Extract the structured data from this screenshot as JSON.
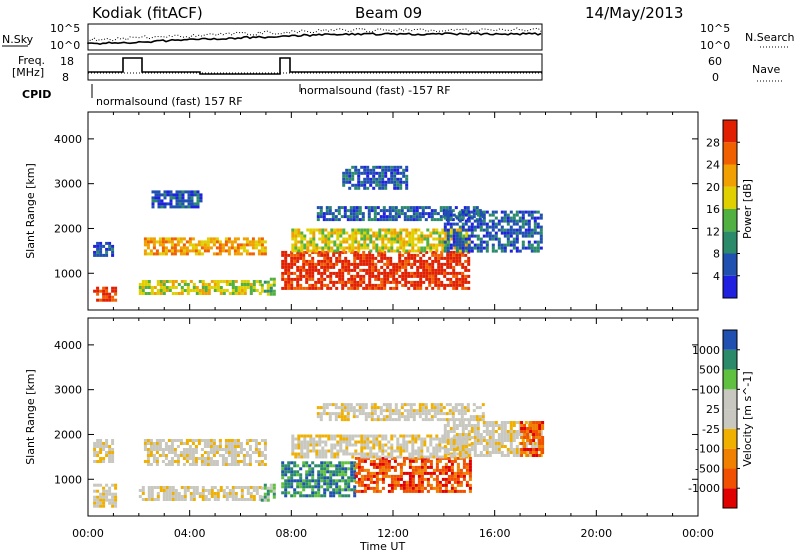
{
  "header": {
    "station": "Kodiak (fitACF)",
    "beam": "Beam 09",
    "date": "14/May/2013"
  },
  "top_panel": {
    "nsky_label": "N.Sky",
    "nsky_ticks": [
      "10^5",
      "10^0"
    ],
    "nsearch_ticks": [
      "10^5",
      "10^0"
    ],
    "nsearch_label": "N.Search",
    "freq_label_line1": "Freq.",
    "freq_label_line2": "[MHz]",
    "freq_ticks": [
      "18",
      "8"
    ],
    "nave_ticks": [
      "60",
      "0"
    ],
    "nave_label": "Nave",
    "cpid_label": "CPID",
    "cpid_text_1": "normalsound (fast) 157 RF",
    "cpid_text_2": "normalsound (fast) -157 RF"
  },
  "chart_data": [
    {
      "type": "heatmap",
      "title": "",
      "xlabel": "",
      "ylabel": "Slant Range [km]",
      "x_ticks": [
        "00:00",
        "04:00",
        "08:00",
        "12:00",
        "16:00",
        "20:00",
        "00:00"
      ],
      "xlim_hours": [
        0,
        24
      ],
      "ylim": [
        180,
        4600
      ],
      "y_ticks": [
        1000,
        2000,
        3000,
        4000
      ],
      "colorbar": {
        "label": "Power [dB]",
        "ticks": [
          "28",
          "24",
          "20",
          "16",
          "12",
          "8",
          "4"
        ],
        "colors": [
          "#2020e0",
          "#2050b0",
          "#2a8a6a",
          "#50b040",
          "#e0d000",
          "#f0a000",
          "#f06000",
          "#e02000"
        ]
      },
      "bands": [
        {
          "t0": 0.2,
          "t1": 1.1,
          "r0": 380,
          "r1": 700,
          "level": 7
        },
        {
          "t0": 0.2,
          "t1": 1.0,
          "r0": 1380,
          "r1": 1700,
          "level": 1
        },
        {
          "t0": 2.0,
          "t1": 6.8,
          "r0": 550,
          "r1": 850,
          "level": 4
        },
        {
          "t0": 2.2,
          "t1": 7.0,
          "r0": 1400,
          "r1": 1800,
          "level": 5
        },
        {
          "t0": 2.5,
          "t1": 4.5,
          "r0": 2500,
          "r1": 2850,
          "level": 1
        },
        {
          "t0": 6.8,
          "t1": 7.3,
          "r0": 550,
          "r1": 900,
          "level": 3
        },
        {
          "t0": 7.6,
          "t1": 15.0,
          "r0": 650,
          "r1": 1500,
          "level": 7
        },
        {
          "t0": 8.0,
          "t1": 15.0,
          "r0": 1500,
          "r1": 2000,
          "level": 4
        },
        {
          "t0": 9.0,
          "t1": 15.5,
          "r0": 2200,
          "r1": 2500,
          "level": 1
        },
        {
          "t0": 14.0,
          "t1": 17.8,
          "r0": 1500,
          "r1": 2400,
          "level": 1
        },
        {
          "t0": 10.0,
          "t1": 12.5,
          "r0": 2900,
          "r1": 3400,
          "level": 1
        }
      ]
    },
    {
      "type": "heatmap",
      "title": "",
      "xlabel": "Time UT",
      "ylabel": "Slant Range [km]",
      "x_ticks": [
        "00:00",
        "04:00",
        "08:00",
        "12:00",
        "16:00",
        "20:00",
        "00:00"
      ],
      "xlim_hours": [
        0,
        24
      ],
      "ylim": [
        180,
        4600
      ],
      "y_ticks": [
        1000,
        2000,
        3000,
        4000
      ],
      "colorbar": {
        "label": "Velocity [m s^-1]",
        "ticks": [
          "1000",
          "500",
          "100",
          "25",
          "-25",
          "-100",
          "-500",
          "-1000"
        ],
        "colors": [
          "#e00000",
          "#f05000",
          "#f08000",
          "#f0b000",
          "#c8c8c0",
          "#c8c8c0",
          "#60c040",
          "#2a8a6a",
          "#2050b0"
        ]
      },
      "bands": [
        {
          "t0": 0.2,
          "t1": 1.1,
          "r0": 380,
          "r1": 900,
          "level": 4
        },
        {
          "t0": 0.2,
          "t1": 1.0,
          "r0": 1380,
          "r1": 1900,
          "level": 4
        },
        {
          "t0": 2.0,
          "t1": 6.8,
          "r0": 550,
          "r1": 850,
          "level": 4
        },
        {
          "t0": 2.2,
          "t1": 7.0,
          "r0": 1300,
          "r1": 1900,
          "level": 4
        },
        {
          "t0": 6.8,
          "t1": 7.3,
          "r0": 550,
          "r1": 900,
          "level": 6
        },
        {
          "t0": 7.6,
          "t1": 10.5,
          "r0": 650,
          "r1": 1400,
          "level": 7
        },
        {
          "t0": 10.5,
          "t1": 15.0,
          "r0": 700,
          "r1": 1500,
          "level": 1
        },
        {
          "t0": 8.0,
          "t1": 15.0,
          "r0": 1500,
          "r1": 2000,
          "level": 4
        },
        {
          "t0": 9.0,
          "t1": 15.5,
          "r0": 2300,
          "r1": 2700,
          "level": 4
        },
        {
          "t0": 14.0,
          "t1": 17.8,
          "r0": 1500,
          "r1": 2300,
          "level": 4
        },
        {
          "t0": 17.0,
          "t1": 17.9,
          "r0": 1500,
          "r1": 2300,
          "level": 1
        }
      ]
    }
  ]
}
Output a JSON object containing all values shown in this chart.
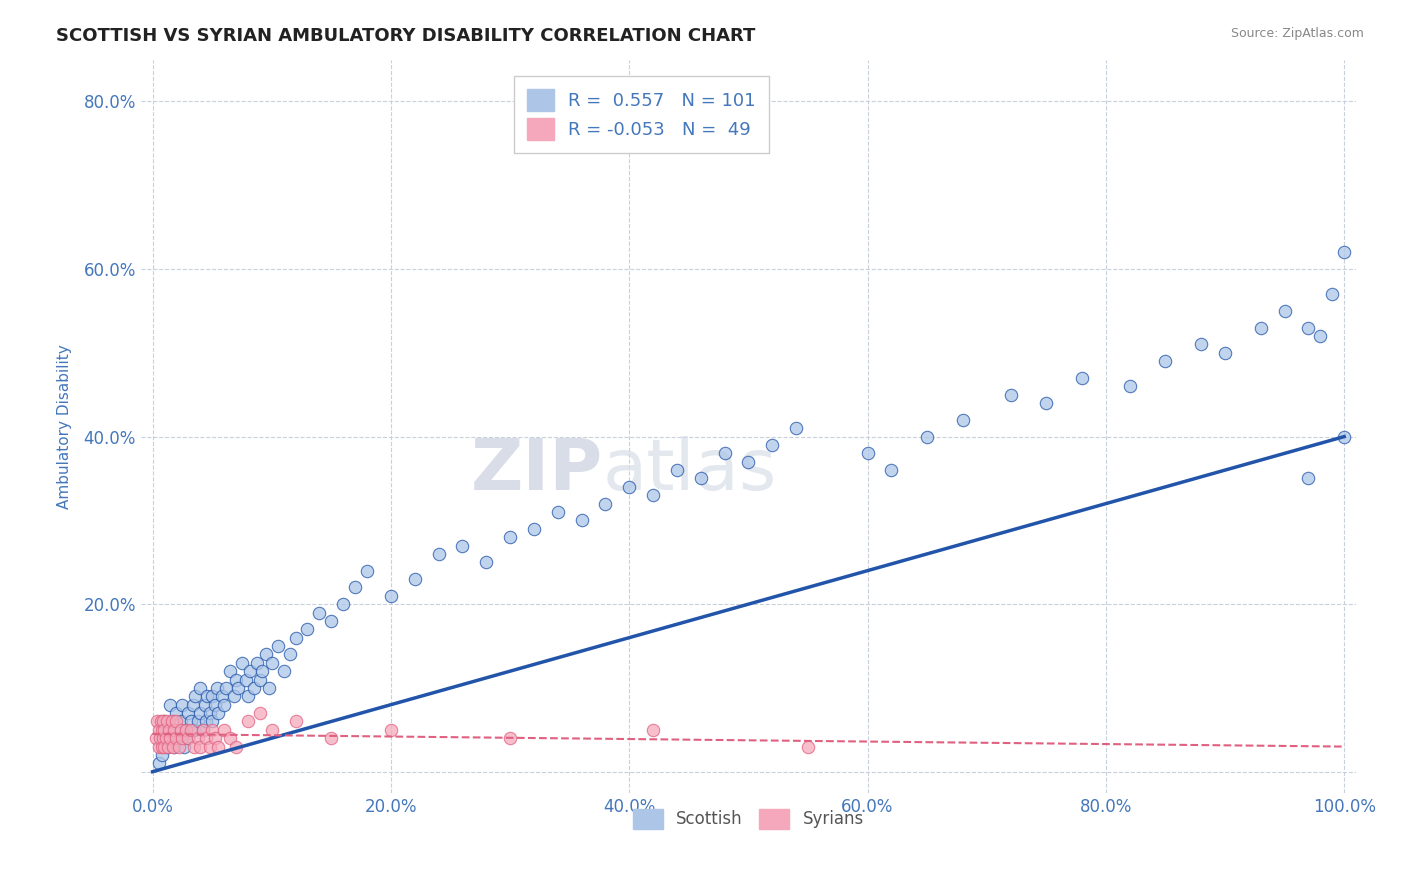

---

** Exercise brief **
Return to the listing above and set it down exactly, leaving out its pictures.

** Completed exercise **
Extract the structured data from this screenshot as JSON.
{
  "header": {
    "station": "Kodiak (fitACF)",
    "beam": "Beam 09",
    "date": "14/May/2013"
  },
  "top_panel": {
    "nsky_label": "N.Sky",
    "nsky_ticks": [
      "10^5",
      "10^0"
    ],
    "nsearch_ticks": [
      "10^5",
      "10^0"
    ],
    "nsearch_label": "N.Search",
    "freq_label_line1": "Freq.",
    "freq_label_line2": "[MHz]",
    "freq_ticks": [
      "18",
      "8"
    ],
    "nave_ticks": [
      "60",
      "0"
    ],
    "nave_label": "Nave",
    "cpid_label": "CPID",
    "cpid_text_1": "normalsound (fast) 157 RF",
    "cpid_text_2": "normalsound (fast) -157 RF"
  },
  "chart_data": [
    {
      "type": "heatmap",
      "title": "",
      "xlabel": "",
      "ylabel": "Slant Range [km]",
      "x_ticks": [
        "00:00",
        "04:00",
        "08:00",
        "12:00",
        "16:00",
        "20:00",
        "00:00"
      ],
      "xlim_hours": [
        0,
        24
      ],
      "ylim": [
        180,
        4600
      ],
      "y_ticks": [
        1000,
        2000,
        3000,
        4000
      ],
      "colorbar": {
        "label": "Power [dB]",
        "ticks": [
          "28",
          "24",
          "20",
          "16",
          "12",
          "8",
          "4"
        ],
        "colors": [
          "#2020e0",
          "#2050b0",
          "#2a8a6a",
          "#50b040",
          "#e0d000",
          "#f0a000",
          "#f06000",
          "#e02000"
        ]
      },
      "bands": [
        {
          "t0": 0.2,
          "t1": 1.1,
          "r0": 380,
          "r1": 700,
          "level": 7
        },
        {
          "t0": 0.2,
          "t1": 1.0,
          "r0": 1380,
          "r1": 1700,
          "level": 1
        },
        {
          "t0": 2.0,
          "t1": 6.8,
          "r0": 550,
          "r1": 850,
          "level": 4
        },
        {
          "t0": 2.2,
          "t1": 7.0,
          "r0": 1400,
          "r1": 1800,
          "level": 5
        },
        {
          "t0": 2.5,
          "t1": 4.5,
          "r0": 2500,
          "r1": 2850,
          "level": 1
        },
        {
          "t0": 6.8,
          "t1": 7.3,
          "r0": 550,
          "r1": 900,
          "level": 3
        },
        {
          "t0": 7.6,
          "t1": 15.0,
          "r0": 650,
          "r1": 1500,
          "level": 7
        },
        {
          "t0": 8.0,
          "t1": 15.0,
          "r0": 1500,
          "r1": 2000,
          "level": 4
        },
        {
          "t0": 9.0,
          "t1": 15.5,
          "r0": 2200,
          "r1": 2500,
          "level": 1
        },
        {
          "t0": 14.0,
          "t1": 17.8,
          "r0": 1500,
          "r1": 2400,
          "level": 1
        },
        {
          "t0": 10.0,
          "t1": 12.5,
          "r0": 2900,
          "r1": 3400,
          "level": 1
        }
      ]
    },
    {
      "type": "heatmap",
      "title": "",
      "xlabel": "Time UT",
      "ylabel": "Slant Range [km]",
      "x_ticks": [
        "00:00",
        "04:00",
        "08:00",
        "12:00",
        "16:00",
        "20:00",
        "00:00"
      ],
      "xlim_hours": [
        0,
        24
      ],
      "ylim": [
        180,
        4600
      ],
      "y_ticks": [
        1000,
        2000,
        3000,
        4000
      ],
      "colorbar": {
        "label": "Velocity [m s^-1]",
        "ticks": [
          "1000",
          "500",
          "100",
          "25",
          "-25",
          "-100",
          "-500",
          "-1000"
        ],
        "colors": [
          "#e00000",
          "#f05000",
          "#f08000",
          "#f0b000",
          "#c8c8c0",
          "#c8c8c0",
          "#60c040",
          "#2a8a6a",
          "#2050b0"
        ]
      },
      "bands": [
        {
          "t0": 0.2,
          "t1": 1.1,
          "r0": 380,
          "r1": 900,
          "level": 4
        },
        {
          "t0": 0.2,
          "t1": 1.0,
          "r0": 1380,
          "r1": 1900,
          "level": 4
        },
        {
          "t0": 2.0,
          "t1": 6.8,
          "r0": 550,
          "r1": 850,
          "level": 4
        },
        {
          "t0": 2.2,
          "t1": 7.0,
          "r0": 1300,
          "r1": 1900,
          "level": 4
        },
        {
          "t0": 6.8,
          "t1": 7.3,
          "r0": 550,
          "r1": 900,
          "level": 6
        },
        {
          "t0": 7.6,
          "t1": 10.5,
          "r0": 650,
          "r1": 1400,
          "level": 7
        },
        {
          "t0": 10.5,
          "t1": 15.0,
          "r0": 700,
          "r1": 1500,
          "level": 1
        },
        {
          "t0": 8.0,
          "t1": 15.0,
          "r0": 1500,
          "r1": 2000,
          "level": 4
        },
        {
          "t0": 9.0,
          "t1": 15.5,
          "r0": 2300,
          "r1": 2700,
          "level": 4
        },
        {
          "t0": 14.0,
          "t1": 17.8,
          "r0": 1500,
          "r1": 2300,
          "level": 4
        },
        {
          "t0": 17.0,
          "t1": 17.9,
          "r0": 1500,
          "r1": 2300,
          "level": 1
        }
      ]
    }
  ]
}
Output a JSON object containing all values shown in this chart.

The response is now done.